*What you will do*
Repeat the records verbatim and leave the pictures out of your copy.

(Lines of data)
◆ ◆ ◆

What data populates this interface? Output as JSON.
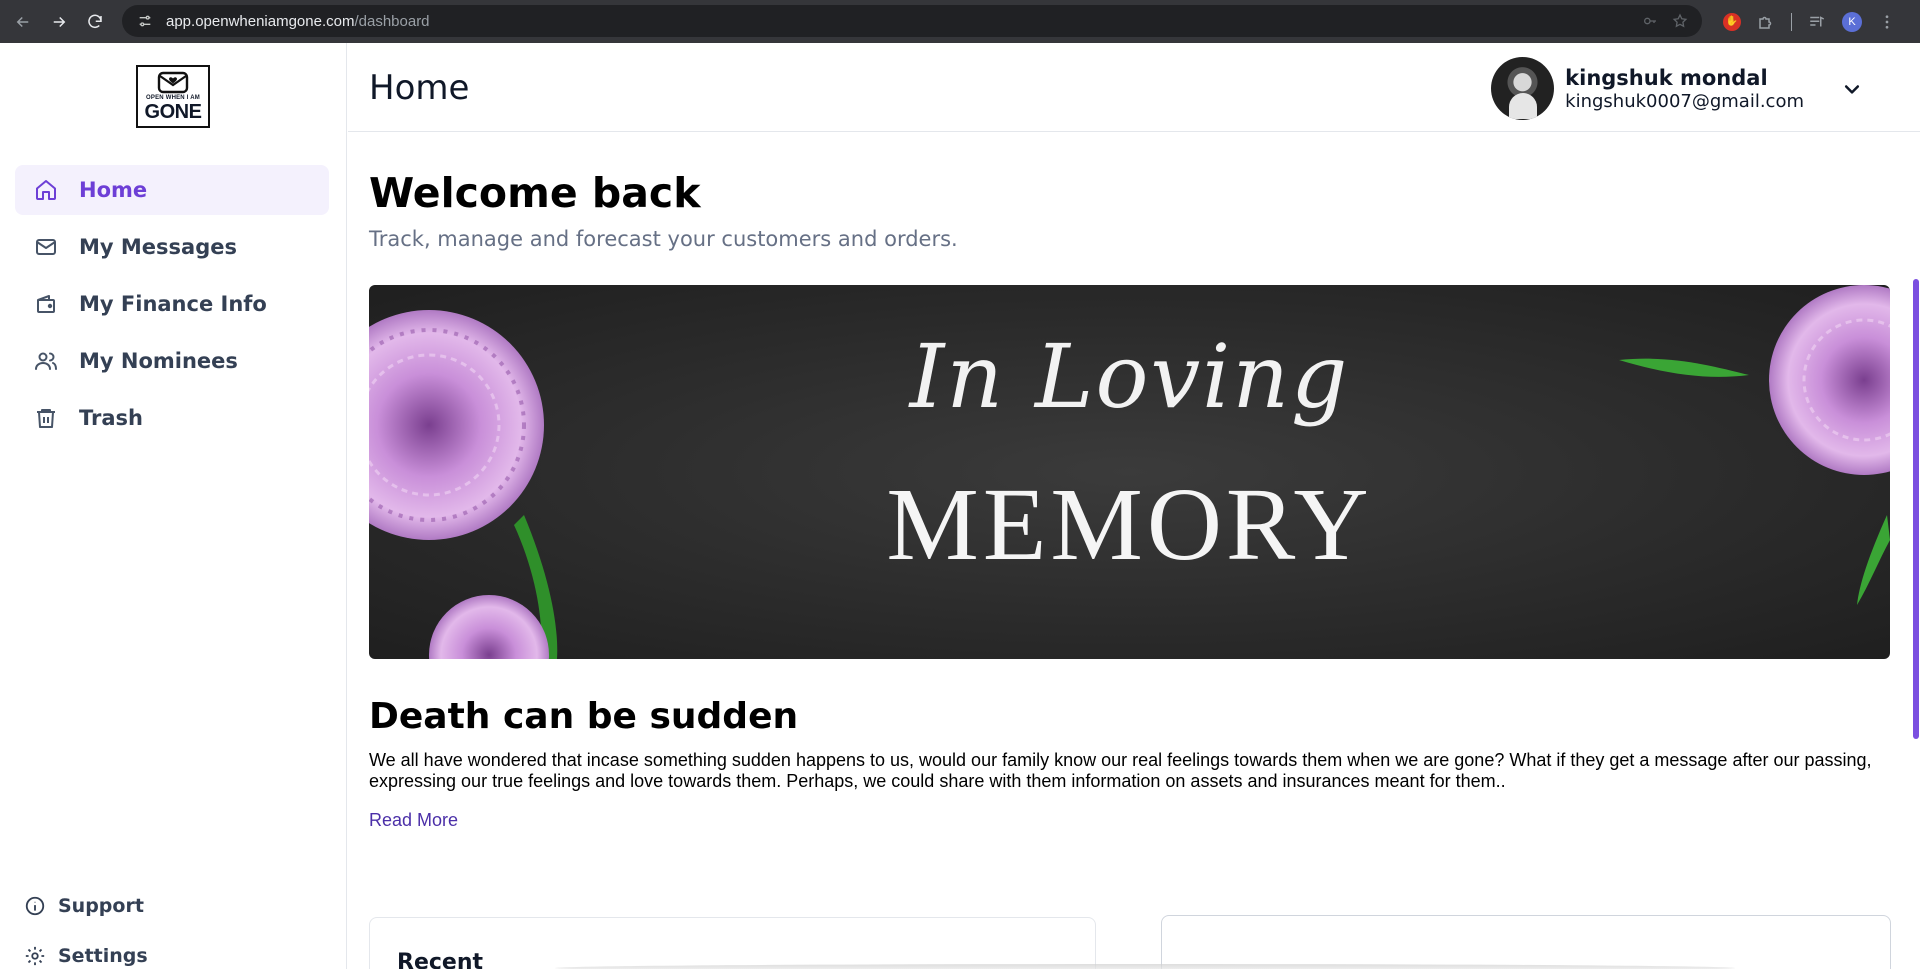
{
  "browser": {
    "url_host": "app.openwheniamgone.com",
    "url_path": "/dashboard",
    "profile_initial": "K"
  },
  "logo": {
    "line1": "OPEN WHEN I AM",
    "line2": "GONE"
  },
  "sidebar": {
    "items": [
      {
        "label": "Home",
        "icon": "home-icon",
        "active": true
      },
      {
        "label": "My Messages",
        "icon": "mail-icon",
        "active": false
      },
      {
        "label": "My Finance Info",
        "icon": "wallet-icon",
        "active": false
      },
      {
        "label": "My Nominees",
        "icon": "users-icon",
        "active": false
      },
      {
        "label": "Trash",
        "icon": "trash-icon",
        "active": false
      }
    ],
    "bottom": [
      {
        "label": "Support",
        "icon": "info-icon"
      },
      {
        "label": "Settings",
        "icon": "gear-icon"
      }
    ]
  },
  "header": {
    "title": "Home",
    "user_name": "kingshuk mondal",
    "user_email": "kingshuk0007@gmail.com"
  },
  "main": {
    "welcome": "Welcome back",
    "subtitle": "Track, manage and forecast your customers and orders.",
    "banner_script": "In Loving",
    "banner_big": "MEMORY",
    "section_title": "Death can be sudden",
    "section_text": "We all have wondered that incase something sudden happens to us, would our family know our real feelings towards them when we are gone? What if they get a message after our passing, expressing our true feelings and love towards them. Perhaps, we could share with them information on assets and insurances meant for them..",
    "read_more": "Read More",
    "card_left_title": "Recent"
  },
  "colors": {
    "accent": "#6d3fd6",
    "active_bg": "#f4f1fd",
    "link": "#4b2fa8"
  }
}
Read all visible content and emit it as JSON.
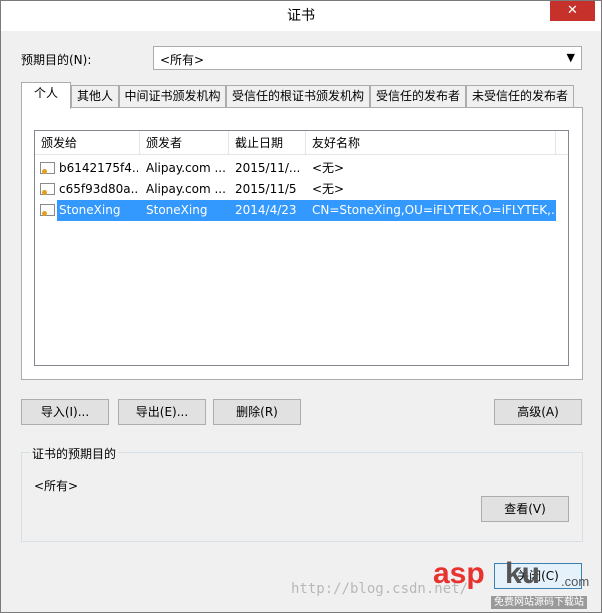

◆ ◆ ◆

*Task result*
What data populates this interface? Output as JSON.
{
  "browser": {
    "url_host": "app.openwheniamgone.com",
    "url_path": "/dashboard",
    "profile_initial": "K"
  },
  "logo": {
    "line1": "OPEN WHEN I AM",
    "line2": "GONE"
  },
  "sidebar": {
    "items": [
      {
        "label": "Home",
        "icon": "home-icon",
        "active": true
      },
      {
        "label": "My Messages",
        "icon": "mail-icon",
        "active": false
      },
      {
        "label": "My Finance Info",
        "icon": "wallet-icon",
        "active": false
      },
      {
        "label": "My Nominees",
        "icon": "users-icon",
        "active": false
      },
      {
        "label": "Trash",
        "icon": "trash-icon",
        "active": false
      }
    ],
    "bottom": [
      {
        "label": "Support",
        "icon": "info-icon"
      },
      {
        "label": "Settings",
        "icon": "gear-icon"
      }
    ]
  },
  "header": {
    "title": "Home",
    "user_name": "kingshuk mondal",
    "user_email": "kingshuk0007@gmail.com"
  },
  "main": {
    "welcome": "Welcome back",
    "subtitle": "Track, manage and forecast your customers and orders.",
    "banner_script": "In Loving",
    "banner_big": "MEMORY",
    "section_title": "Death can be sudden",
    "section_text": "We all have wondered that incase something sudden happens to us, would our family know our real feelings towards them when we are gone? What if they get a message after our passing, expressing our true feelings and love towards them. Perhaps, we could share with them information on assets and insurances meant for them..",
    "read_more": "Read More",
    "card_left_title": "Recent"
  },
  "colors": {
    "accent": "#6d3fd6",
    "active_bg": "#f4f1fd",
    "link": "#4b2fa8"
  }
}
Read all visible content and emit it as JSON.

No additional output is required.